**SHORT TASK:** Please give the data below again in full, exactly as it stands.

(Dataset entries)
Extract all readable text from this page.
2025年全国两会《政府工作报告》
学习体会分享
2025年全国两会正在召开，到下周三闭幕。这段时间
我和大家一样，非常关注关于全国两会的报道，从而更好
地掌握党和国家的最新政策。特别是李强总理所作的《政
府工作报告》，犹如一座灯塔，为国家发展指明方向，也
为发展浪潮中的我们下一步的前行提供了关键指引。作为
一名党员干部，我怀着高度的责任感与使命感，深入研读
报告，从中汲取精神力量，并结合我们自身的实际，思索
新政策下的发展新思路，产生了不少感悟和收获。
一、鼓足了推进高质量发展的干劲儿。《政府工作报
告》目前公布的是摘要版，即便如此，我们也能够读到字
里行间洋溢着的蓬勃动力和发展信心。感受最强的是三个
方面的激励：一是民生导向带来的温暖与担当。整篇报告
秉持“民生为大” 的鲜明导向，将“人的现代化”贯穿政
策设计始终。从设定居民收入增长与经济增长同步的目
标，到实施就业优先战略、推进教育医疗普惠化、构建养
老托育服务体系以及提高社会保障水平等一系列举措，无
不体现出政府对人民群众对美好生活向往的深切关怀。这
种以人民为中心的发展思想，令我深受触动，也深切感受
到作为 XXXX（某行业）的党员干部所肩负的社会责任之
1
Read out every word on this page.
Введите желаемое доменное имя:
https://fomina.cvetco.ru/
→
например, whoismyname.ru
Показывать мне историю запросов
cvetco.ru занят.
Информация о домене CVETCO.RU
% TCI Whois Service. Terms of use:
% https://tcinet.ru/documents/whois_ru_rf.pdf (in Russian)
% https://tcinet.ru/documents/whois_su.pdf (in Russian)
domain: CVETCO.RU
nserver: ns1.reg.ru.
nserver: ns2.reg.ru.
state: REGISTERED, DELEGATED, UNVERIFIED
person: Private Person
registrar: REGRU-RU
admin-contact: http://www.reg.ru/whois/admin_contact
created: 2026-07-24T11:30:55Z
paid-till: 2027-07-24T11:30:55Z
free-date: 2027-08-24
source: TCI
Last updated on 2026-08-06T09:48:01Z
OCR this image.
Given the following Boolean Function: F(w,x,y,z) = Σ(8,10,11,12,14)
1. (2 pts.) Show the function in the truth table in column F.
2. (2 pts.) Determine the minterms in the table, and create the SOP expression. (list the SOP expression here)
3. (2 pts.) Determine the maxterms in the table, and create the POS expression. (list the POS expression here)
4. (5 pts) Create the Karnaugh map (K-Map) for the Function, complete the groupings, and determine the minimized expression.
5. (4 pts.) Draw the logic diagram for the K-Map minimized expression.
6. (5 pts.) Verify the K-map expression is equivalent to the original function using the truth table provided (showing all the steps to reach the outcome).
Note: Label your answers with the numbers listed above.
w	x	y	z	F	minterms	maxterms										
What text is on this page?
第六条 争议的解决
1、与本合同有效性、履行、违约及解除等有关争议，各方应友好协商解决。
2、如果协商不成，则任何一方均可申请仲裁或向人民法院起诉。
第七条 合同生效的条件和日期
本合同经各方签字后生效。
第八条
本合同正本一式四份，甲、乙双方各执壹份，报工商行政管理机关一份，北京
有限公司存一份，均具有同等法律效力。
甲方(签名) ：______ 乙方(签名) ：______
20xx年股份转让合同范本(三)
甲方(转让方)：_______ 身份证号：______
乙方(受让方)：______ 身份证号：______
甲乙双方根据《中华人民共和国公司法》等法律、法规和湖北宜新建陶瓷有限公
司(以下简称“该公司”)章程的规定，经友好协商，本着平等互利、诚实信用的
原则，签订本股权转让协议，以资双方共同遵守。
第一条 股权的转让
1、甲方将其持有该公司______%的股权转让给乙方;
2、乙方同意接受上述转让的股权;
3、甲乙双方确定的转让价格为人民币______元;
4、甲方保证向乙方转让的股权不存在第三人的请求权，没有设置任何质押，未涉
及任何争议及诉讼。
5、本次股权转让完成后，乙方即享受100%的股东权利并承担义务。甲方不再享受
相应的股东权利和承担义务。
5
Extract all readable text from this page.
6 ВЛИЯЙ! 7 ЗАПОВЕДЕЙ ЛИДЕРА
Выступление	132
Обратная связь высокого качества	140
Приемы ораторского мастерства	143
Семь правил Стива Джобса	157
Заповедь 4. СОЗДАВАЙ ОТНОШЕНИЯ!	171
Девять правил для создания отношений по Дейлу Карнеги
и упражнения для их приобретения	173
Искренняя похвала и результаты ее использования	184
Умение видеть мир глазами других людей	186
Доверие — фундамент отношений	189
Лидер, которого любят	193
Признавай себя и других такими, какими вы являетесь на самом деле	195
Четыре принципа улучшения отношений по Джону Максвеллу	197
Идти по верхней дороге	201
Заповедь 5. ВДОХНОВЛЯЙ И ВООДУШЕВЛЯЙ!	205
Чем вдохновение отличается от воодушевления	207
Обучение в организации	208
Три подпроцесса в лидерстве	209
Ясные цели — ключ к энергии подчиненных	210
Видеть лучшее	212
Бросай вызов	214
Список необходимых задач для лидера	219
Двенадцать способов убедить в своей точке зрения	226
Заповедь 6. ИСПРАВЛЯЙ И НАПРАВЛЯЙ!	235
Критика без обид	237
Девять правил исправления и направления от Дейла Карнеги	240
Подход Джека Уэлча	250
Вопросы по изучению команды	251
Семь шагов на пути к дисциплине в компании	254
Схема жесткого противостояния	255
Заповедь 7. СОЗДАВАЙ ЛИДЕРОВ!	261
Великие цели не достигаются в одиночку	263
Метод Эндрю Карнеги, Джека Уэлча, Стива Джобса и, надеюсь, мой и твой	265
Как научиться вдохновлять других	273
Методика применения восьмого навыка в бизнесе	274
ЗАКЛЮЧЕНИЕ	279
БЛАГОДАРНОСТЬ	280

**FINISHED EXERCISE:**
Extract all readable text from this page.
2025年全国两会《政府工作报告》
学习体会分享
2025年全国两会正在召开，到下周三闭幕。这段时间
我和大家一样，非常关注关于全国两会的报道，从而更好
地掌握党和国家的最新政策。特别是李强总理所作的《政
府工作报告》，犹如一座灯塔，为国家发展指明方向，也
为发展浪潮中的我们下一步的前行提供了关键指引。作为
一名党员干部，我怀着高度的责任感与使命感，深入研读
报告，从中汲取精神力量，并结合我们自身的实际，思索
新政策下的发展新思路，产生了不少感悟和收获。
一、鼓足了推进高质量发展的干劲儿。《政府工作报
告》目前公布的是摘要版，即便如此，我们也能够读到字
里行间洋溢着的蓬勃动力和发展信心。感受最强的是三个
方面的激励：一是民生导向带来的温暖与担当。整篇报告
秉持“民生为大” 的鲜明导向，将“人的现代化”贯穿政
策设计始终。从设定居民收入增长与经济增长同步的目
标，到实施就业优先战略、推进教育医疗普惠化、构建养
老托育服务体系以及提高社会保障水平等一系列举措，无
不体现出政府对人民群众对美好生活向往的深切关怀。这
种以人民为中心的发展思想，令我深受触动，也深切感受
到作为 XXXX（某行业）的党员干部所肩负的社会责任之
1
Read out every word on this page.
Введите желаемое доменное имя:
https://fomina.cvetco.ru/
→
например, whoismyname.ru
Показывать мне историю запросов
cvetco.ru занят.
Информация о домене CVETCO.RU
% TCI Whois Service. Terms of use:
% https://tcinet.ru/documents/whois_ru_rf.pdf (in Russian)
% https://tcinet.ru/documents/whois_su.pdf (in Russian)
domain: CVETCO.RU
nserver: ns1.reg.ru.
nserver: ns2.reg.ru.
state: REGISTERED, DELEGATED, UNVERIFIED
person: Private Person
registrar: REGRU-RU
admin-contact: http://www.reg.ru/whois/admin_contact
created: 2026-07-24T11:30:55Z
paid-till: 2027-07-24T11:30:55Z
free-date: 2027-08-24
source: TCI
Last updated on 2026-08-06T09:48:01Z
OCR this image.
Given the following Boolean Function: F(w,x,y,z) = Σ(8,10,11,12,14)
1. (2 pts.) Show the function in the truth table in column F.
2. (2 pts.) Determine the minterms in the table, and create the SOP expression. (list the SOP expression here)
3. (2 pts.) Determine the maxterms in the table, and create the POS expression. (list the POS expression here)
4. (5 pts) Create the Karnaugh map (K-Map) for the Function, complete the groupings, and determine the minimized expression.
5. (4 pts.) Draw the logic diagram for the K-Map minimized expression.
6. (5 pts.) Verify the K-map expression is equivalent to the original function using the truth table provided (showing all the steps to reach the outcome).
Note: Label your answers with the numbers listed above.
w	x	y	z	F	minterms	maxterms										
What text is on this page?
第六条 争议的解决
1、与本合同有效性、履行、违约及解除等有关争议，各方应友好协商解决。
2、如果协商不成，则任何一方均可申请仲裁或向人民法院起诉。
第七条 合同生效的条件和日期
本合同经各方签字后生效。
第八条
本合同正本一式四份，甲、乙双方各执壹份，报工商行政管理机关一份，北京
有限公司存一份，均具有同等法律效力。
甲方(签名) ：______ 乙方(签名) ：______
20xx年股份转让合同范本(三)
甲方(转让方)：_______ 身份证号：______
乙方(受让方)：______ 身份证号：______
甲乙双方根据《中华人民共和国公司法》等法律、法规和湖北宜新建陶瓷有限公
司(以下简称“该公司”)章程的规定，经友好协商，本着平等互利、诚实信用的
原则，签订本股权转让协议，以资双方共同遵守。
第一条 股权的转让
1、甲方将其持有该公司______%的股权转让给乙方;
2、乙方同意接受上述转让的股权;
3、甲乙双方确定的转让价格为人民币______元;
4、甲方保证向乙方转让的股权不存在第三人的请求权，没有设置任何质押，未涉
及任何争议及诉讼。
5、本次股权转让完成后，乙方即享受100%的股东权利并承担义务。甲方不再享受
相应的股东权利和承担义务。
5
Extract all readable text from this page.
6 ВЛИЯЙ! 7 ЗАПОВЕДЕЙ ЛИДЕРА
Выступление	132
Обратная связь высокого качества	140
Приемы ораторского мастерства	143
Семь правил Стива Джобса	157
Заповедь 4. СОЗДАВАЙ ОТНОШЕНИЯ!	171
Девять правил для создания отношений по Дейлу Карнеги
и упражнения для их приобретения	173
Искренняя похвала и результаты ее использования	184
Умение видеть мир глазами других людей	186
Доверие — фундамент отношений	189
Лидер, которого любят	193
Признавай себя и других такими, какими вы являетесь на самом деле	195
Четыре принципа улучшения отношений по Джону Максвеллу	197
Идти по верхней дороге	201
Заповедь 5. ВДОХНОВЛЯЙ И ВООДУШЕВЛЯЙ!	205
Чем вдохновение отличается от воодушевления	207
Обучение в организации	208
Три подпроцесса в лидерстве	209
Ясные цели — ключ к энергии подчиненных	210
Видеть лучшее	212
Бросай вызов	214
Список необходимых задач для лидера	219
Двенадцать способов убедить в своей точке зрения	226
Заповедь 6. ИСПРАВЛЯЙ И НАПРАВЛЯЙ!	235
Критика без обид	237
Девять правил исправления и направления от Дейла Карнеги	240
Подход Джека Уэлча	250
Вопросы по изучению команды	251
Семь шагов на пути к дисциплине в компании	254
Схема жесткого противостояния	255
Заповедь 7. СОЗДАВАЙ ЛИДЕРОВ!	261
Великие цели не достигаются в одиночку	263
Метод Эндрю Карнеги, Джека Уэлча, Стива Джобса и, надеюсь, мой и твой	265
Как научиться вдохновлять других	273
Методика применения восьмого навыка в бизнесе	274
ЗАКЛЮЧЕНИЕ	279
БЛАГОДАРНОСТЬ	280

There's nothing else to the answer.